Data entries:
::::::::

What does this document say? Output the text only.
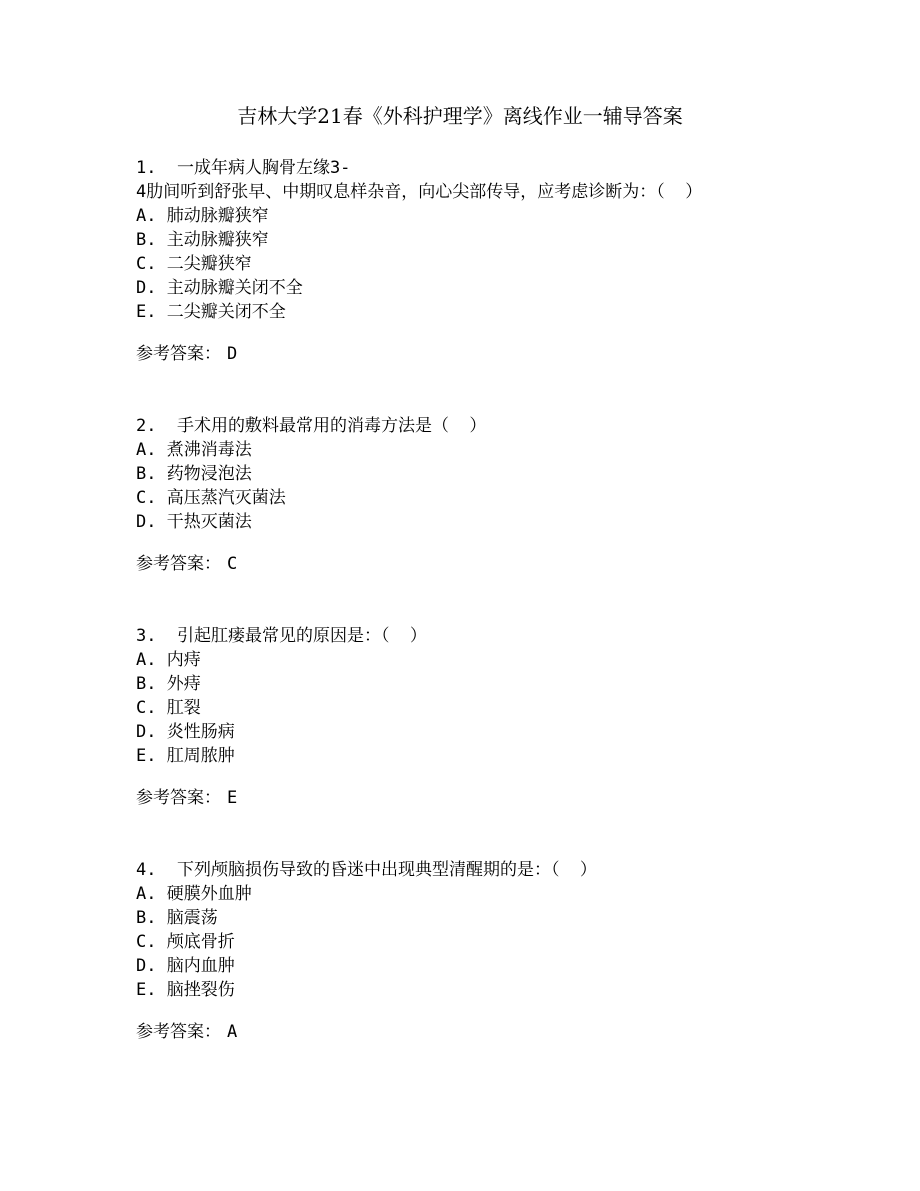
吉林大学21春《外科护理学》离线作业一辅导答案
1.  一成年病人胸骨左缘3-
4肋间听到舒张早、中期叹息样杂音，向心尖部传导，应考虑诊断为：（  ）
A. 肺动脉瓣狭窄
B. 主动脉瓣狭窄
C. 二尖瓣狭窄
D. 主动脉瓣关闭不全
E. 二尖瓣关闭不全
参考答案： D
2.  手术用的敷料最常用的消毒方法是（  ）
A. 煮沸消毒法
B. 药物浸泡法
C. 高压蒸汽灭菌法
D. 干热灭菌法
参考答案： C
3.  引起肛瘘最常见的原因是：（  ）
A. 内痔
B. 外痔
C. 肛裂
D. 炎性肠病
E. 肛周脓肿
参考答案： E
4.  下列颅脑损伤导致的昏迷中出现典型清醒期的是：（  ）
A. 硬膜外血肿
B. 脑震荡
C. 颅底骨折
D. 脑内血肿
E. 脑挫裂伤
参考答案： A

::::::::

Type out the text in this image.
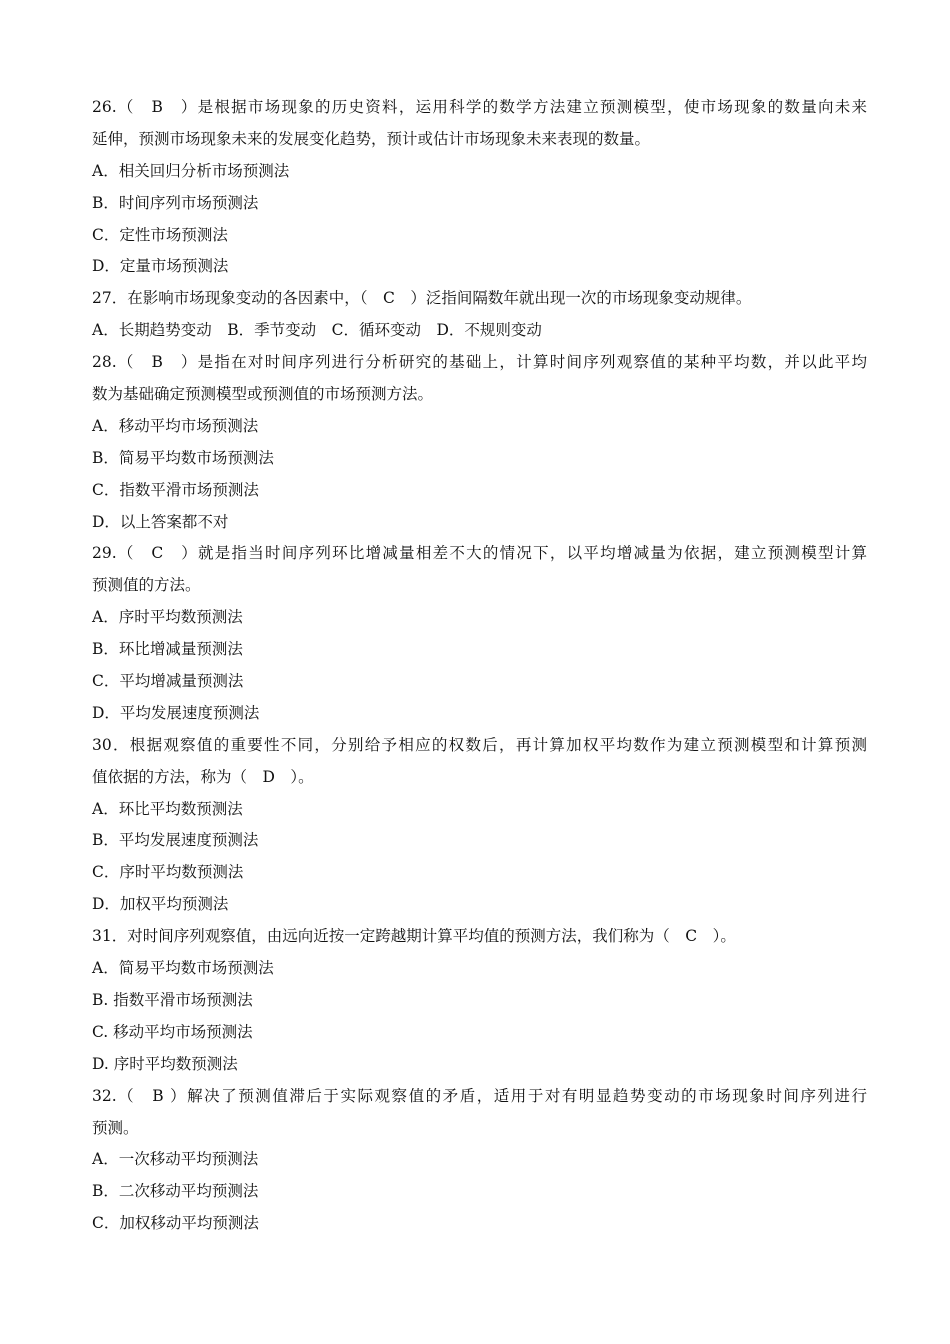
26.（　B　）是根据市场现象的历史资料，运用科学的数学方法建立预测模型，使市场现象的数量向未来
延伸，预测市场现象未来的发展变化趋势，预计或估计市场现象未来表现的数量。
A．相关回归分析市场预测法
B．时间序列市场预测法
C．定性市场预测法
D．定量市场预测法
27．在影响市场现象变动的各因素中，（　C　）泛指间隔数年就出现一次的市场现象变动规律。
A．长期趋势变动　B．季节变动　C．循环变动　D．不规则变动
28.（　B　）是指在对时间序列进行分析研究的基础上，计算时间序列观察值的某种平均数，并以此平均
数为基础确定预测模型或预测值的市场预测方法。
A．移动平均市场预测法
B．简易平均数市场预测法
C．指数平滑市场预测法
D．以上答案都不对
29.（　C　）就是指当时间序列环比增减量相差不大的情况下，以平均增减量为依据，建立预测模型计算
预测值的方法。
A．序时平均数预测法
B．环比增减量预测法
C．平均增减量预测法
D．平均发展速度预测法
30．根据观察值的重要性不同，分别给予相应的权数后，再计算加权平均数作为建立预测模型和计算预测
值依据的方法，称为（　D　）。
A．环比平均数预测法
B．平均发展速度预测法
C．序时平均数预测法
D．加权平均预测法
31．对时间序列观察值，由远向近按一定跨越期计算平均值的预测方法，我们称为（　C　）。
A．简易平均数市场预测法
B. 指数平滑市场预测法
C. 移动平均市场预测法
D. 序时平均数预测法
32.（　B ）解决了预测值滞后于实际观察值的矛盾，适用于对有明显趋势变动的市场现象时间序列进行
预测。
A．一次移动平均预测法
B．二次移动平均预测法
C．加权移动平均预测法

::::::::

→ Given task:
Find and copy each line above that includes the string "this".

→ Full answer:
What does this document say? Output the text only.
Type out the text in this image.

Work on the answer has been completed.